Written problem: Gather the lines from the material that contain "icon".

(Stored data)
======
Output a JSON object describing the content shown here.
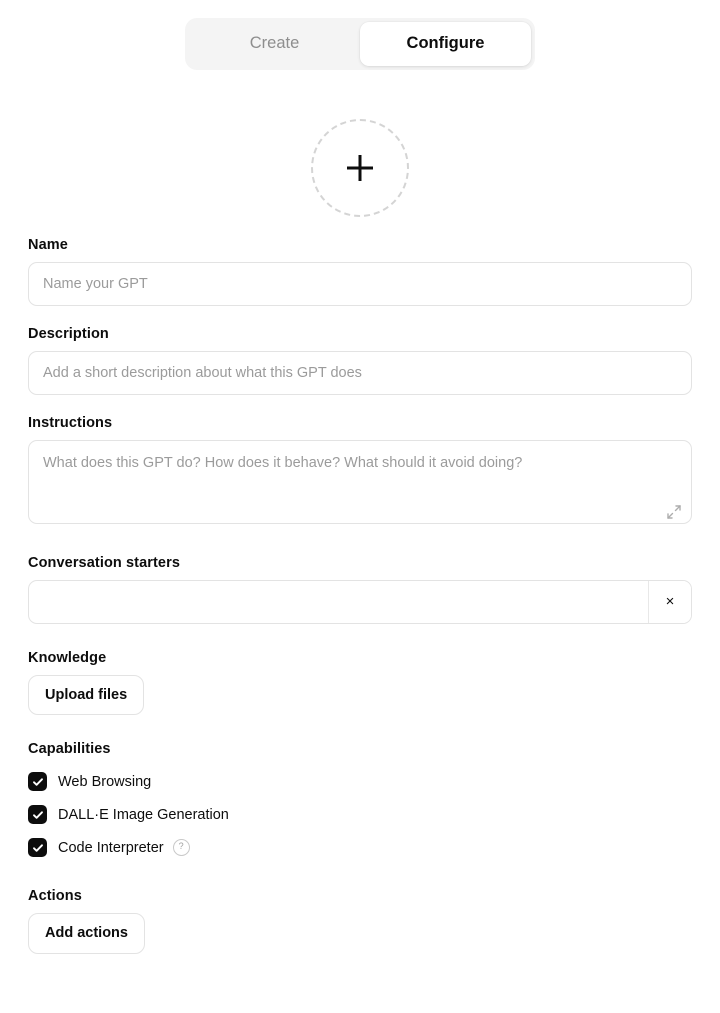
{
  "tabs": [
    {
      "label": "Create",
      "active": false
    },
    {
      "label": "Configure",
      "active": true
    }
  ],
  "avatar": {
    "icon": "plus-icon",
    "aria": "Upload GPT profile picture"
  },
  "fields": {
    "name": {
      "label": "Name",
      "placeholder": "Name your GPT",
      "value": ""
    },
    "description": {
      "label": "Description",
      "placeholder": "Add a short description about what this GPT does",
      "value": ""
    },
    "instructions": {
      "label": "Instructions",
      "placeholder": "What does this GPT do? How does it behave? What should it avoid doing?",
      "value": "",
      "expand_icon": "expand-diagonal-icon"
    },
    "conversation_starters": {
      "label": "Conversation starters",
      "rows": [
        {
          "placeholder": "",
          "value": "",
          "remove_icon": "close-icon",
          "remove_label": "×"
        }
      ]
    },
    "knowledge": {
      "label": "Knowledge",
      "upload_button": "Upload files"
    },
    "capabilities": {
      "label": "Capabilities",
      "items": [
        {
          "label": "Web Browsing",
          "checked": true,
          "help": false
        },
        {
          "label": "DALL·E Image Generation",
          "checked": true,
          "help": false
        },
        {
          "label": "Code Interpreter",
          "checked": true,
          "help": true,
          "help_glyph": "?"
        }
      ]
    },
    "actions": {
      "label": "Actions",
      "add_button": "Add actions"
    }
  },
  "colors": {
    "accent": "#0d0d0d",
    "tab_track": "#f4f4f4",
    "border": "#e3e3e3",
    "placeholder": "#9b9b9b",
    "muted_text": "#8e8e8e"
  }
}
======
Expected answer:
    "icon": "plus-icon",
      "expand_icon": "expand-diagonal-icon"
          "remove_icon": "close-icon",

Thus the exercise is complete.